→ PROMPT 1: In the passage on blood pressure in critically ill children, in what share of these children do optimally damped arterial lines occur?
→ PROMPT 2: From the passage on blood pressure in critically ill children, write out the portion that begins at the words "Optimally damped AL" and stops after "damped is needed.".

→ READING PASSAGE:
Optimally damped AL occur in half of critically ill children, and this is not predictable. There is much variability in ∆BP between NIBP and the gold standard IABP, and this varies even in the same patient on the same day, and is not easily predictable. In critically ill children, NIBP may not be accurate enough to guide management, and more attention to ensuring the AL is optimally damped is needed.
Blood pressure is a crucial vital sign in critically ill children. Accurate measurement of blood pressure is assumed in the diagnosis of hypovolemic, cardiogenic, vasodilatory, and obstructive shock, and of hypertension from any cause. Accurate measurement of blood pressure is also assumed in the (often urgent) management of any of these conditions with volume, vasoactive medication infusions, and even extracorporeal support. Even triage and resource allocation decisions, such as whether to transport and admit to the pediatric intensive care unit (PICU), are often based on the assumption of accurate blood pressure measurement. Nevertheless, there is no study we are aware of that determines the accuracy of blood pressure measurement in children in the PICU, whether invasive arterial blood pressure (IABP) is measured using an invasive arterial line (AL), or whether non-invasive cuff blood pressure (NIBP) is measured.
Accurate IABP measurement requires an optimally damped measurement system, and if the pressure is over or under damped the measured IABP is theoretically underestimated or overestimated, respectively [1, 2]. Determination of the damping condition of the AL can be done using a flush test, whereby a small volume of fluid is rapidly infused into the system, and the subsequent ‘ringing’ of the waveforms is recorded and used to calculate the natural frequency (how rapidly the system oscillates after a stimulus) and amplitude ratio (or damping coefficient; how quickly the system comes to rest due to frictional forces after a stimulus) [1, 2]. This test was first described in 1981, and has since been used in studies in adults in intensive care, and is suggested in standard anesthesia texts [1–4]. This test can easily be done when AL are set up with an Intraflo continuous flush element. Alternatively, it has been suggested that closing the stopcock to the continuously infusing AL for several seconds followed by quickly opening the stopcock will result in a similar rapid flush to the system . To our knowledge, the usefulness of this stopcock test has never been reported.

→ INFORMATION GIVEN:

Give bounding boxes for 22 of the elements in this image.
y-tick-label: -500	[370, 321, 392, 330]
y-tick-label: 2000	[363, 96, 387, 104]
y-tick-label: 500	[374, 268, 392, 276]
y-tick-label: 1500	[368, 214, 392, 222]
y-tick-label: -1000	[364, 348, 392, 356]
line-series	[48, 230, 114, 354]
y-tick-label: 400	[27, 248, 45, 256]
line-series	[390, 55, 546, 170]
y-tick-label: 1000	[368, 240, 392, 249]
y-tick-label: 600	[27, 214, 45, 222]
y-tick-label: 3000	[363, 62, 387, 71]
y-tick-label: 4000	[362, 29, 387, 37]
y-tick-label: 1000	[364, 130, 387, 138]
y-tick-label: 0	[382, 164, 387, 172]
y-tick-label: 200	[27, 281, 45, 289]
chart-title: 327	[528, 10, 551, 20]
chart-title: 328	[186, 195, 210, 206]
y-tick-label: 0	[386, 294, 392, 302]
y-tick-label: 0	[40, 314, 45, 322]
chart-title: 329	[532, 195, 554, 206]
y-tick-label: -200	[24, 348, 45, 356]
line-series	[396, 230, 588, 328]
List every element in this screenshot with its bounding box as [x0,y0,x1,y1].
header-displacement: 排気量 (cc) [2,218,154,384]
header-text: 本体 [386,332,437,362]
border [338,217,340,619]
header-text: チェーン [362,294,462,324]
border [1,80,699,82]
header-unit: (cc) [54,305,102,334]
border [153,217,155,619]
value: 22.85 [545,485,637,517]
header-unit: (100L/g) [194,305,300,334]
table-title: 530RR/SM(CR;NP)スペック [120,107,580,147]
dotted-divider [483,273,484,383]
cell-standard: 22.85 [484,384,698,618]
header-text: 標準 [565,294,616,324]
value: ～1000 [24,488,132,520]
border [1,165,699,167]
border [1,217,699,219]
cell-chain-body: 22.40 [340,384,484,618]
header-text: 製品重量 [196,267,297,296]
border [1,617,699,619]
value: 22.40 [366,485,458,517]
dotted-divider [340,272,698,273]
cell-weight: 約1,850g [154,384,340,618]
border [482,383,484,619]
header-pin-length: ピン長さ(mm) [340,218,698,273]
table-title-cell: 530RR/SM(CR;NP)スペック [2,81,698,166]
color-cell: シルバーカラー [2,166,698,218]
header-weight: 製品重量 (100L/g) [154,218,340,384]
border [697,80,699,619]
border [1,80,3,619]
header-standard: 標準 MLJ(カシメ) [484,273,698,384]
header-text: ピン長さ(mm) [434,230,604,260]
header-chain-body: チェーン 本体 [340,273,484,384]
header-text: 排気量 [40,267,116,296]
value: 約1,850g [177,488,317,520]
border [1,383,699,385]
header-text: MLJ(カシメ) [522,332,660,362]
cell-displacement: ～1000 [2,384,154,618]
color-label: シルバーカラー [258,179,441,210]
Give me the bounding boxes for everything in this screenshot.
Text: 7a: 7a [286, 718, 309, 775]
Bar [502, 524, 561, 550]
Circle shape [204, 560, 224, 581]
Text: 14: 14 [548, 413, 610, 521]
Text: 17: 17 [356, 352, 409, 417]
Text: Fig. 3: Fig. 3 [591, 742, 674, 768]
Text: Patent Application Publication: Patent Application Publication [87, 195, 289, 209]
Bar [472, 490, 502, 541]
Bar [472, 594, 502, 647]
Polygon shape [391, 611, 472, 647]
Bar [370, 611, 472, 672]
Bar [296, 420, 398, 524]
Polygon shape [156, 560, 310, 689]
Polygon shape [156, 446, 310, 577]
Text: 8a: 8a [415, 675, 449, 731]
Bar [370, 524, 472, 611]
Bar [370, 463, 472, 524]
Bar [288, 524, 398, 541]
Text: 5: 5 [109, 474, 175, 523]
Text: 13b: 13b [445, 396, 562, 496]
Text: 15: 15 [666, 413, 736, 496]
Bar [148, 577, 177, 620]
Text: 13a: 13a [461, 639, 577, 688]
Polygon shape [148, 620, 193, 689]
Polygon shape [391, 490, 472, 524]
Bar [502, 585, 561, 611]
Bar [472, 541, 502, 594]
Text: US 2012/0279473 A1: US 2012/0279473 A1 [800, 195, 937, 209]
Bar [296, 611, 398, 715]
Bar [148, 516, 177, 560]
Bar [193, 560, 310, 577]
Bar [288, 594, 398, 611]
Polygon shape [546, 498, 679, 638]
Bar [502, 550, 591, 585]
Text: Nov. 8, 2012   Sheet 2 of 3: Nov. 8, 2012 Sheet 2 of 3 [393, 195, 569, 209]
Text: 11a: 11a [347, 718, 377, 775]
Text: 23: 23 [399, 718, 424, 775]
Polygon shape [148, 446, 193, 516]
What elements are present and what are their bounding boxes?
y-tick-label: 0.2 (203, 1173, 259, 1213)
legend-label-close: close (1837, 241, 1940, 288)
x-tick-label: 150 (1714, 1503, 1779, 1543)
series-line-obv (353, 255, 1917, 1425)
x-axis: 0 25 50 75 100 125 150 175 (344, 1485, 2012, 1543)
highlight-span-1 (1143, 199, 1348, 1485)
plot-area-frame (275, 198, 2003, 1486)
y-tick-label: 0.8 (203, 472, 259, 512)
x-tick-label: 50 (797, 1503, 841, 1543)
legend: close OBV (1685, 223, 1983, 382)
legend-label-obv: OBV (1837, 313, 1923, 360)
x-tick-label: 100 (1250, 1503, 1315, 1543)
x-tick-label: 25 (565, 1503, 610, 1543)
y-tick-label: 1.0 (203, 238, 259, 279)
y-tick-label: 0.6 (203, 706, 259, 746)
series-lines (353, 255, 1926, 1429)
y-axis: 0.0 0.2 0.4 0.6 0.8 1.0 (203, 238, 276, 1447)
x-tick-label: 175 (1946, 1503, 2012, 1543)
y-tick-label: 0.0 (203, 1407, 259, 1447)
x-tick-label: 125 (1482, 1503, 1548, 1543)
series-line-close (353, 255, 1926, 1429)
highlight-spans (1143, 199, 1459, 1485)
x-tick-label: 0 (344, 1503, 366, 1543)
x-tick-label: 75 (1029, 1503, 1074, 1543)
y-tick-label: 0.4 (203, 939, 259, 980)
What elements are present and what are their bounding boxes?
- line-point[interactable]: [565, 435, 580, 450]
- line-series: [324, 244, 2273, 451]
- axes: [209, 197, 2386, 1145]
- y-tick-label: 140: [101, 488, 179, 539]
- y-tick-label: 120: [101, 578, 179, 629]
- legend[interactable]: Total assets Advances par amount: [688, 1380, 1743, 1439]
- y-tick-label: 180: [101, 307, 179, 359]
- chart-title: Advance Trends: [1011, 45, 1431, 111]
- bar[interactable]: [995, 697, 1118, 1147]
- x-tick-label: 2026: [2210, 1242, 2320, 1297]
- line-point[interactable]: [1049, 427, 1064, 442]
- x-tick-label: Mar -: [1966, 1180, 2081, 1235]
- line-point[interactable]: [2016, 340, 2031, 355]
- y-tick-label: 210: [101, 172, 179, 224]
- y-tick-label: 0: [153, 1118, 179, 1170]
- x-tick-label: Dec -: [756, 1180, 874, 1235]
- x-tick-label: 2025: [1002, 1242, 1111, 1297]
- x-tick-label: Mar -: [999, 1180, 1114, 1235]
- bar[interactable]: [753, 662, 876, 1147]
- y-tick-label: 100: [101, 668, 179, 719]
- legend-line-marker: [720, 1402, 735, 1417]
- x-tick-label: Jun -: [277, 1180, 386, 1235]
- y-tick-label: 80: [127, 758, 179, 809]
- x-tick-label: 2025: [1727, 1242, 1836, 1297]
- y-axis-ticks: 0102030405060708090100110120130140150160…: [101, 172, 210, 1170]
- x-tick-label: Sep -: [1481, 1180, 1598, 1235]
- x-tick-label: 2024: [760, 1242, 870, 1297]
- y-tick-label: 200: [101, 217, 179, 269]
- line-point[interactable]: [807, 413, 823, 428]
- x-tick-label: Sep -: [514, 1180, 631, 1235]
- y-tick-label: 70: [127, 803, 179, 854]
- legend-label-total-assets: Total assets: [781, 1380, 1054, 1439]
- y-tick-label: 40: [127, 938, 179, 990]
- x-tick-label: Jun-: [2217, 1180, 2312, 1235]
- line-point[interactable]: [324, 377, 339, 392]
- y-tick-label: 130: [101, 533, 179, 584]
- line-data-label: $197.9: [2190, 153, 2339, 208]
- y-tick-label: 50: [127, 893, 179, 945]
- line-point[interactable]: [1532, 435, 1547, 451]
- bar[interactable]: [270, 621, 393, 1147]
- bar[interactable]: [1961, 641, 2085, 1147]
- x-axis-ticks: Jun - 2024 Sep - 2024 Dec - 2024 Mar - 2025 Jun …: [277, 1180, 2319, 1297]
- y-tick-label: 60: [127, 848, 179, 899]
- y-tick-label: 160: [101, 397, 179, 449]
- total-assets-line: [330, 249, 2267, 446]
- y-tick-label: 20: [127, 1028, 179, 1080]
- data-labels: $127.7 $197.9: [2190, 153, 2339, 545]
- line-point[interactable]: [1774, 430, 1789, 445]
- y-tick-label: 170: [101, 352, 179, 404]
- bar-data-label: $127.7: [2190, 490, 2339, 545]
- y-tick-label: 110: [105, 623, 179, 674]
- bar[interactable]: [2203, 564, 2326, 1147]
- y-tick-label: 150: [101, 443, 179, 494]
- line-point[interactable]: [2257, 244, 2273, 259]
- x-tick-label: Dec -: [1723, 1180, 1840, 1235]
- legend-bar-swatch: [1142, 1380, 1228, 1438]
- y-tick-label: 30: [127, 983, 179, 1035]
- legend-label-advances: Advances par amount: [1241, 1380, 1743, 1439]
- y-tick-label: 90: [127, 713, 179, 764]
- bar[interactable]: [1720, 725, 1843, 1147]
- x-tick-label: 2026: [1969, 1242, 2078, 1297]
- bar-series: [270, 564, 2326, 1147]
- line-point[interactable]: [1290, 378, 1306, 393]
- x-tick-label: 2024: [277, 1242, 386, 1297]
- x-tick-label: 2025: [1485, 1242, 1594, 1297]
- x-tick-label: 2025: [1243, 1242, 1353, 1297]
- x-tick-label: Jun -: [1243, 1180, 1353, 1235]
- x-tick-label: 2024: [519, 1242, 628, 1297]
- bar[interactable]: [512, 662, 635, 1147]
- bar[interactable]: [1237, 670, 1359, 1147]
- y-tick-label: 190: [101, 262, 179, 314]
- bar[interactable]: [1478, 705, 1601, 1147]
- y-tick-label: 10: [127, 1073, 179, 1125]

→ OUTPUT 1: Half of critically ill children.

→ OUTPUT 2:
Optimally damped AL occur in half of critically ill children, and this is not predictable. There is much variability in ∆BP between NIBP and the gold standard IABP, and this varies even in the same patient on the same day, and is not easily predictable. In critically ill children, NIBP may not be accurate enough to guide management, and more attention to ensuring the AL is optimally damped is needed.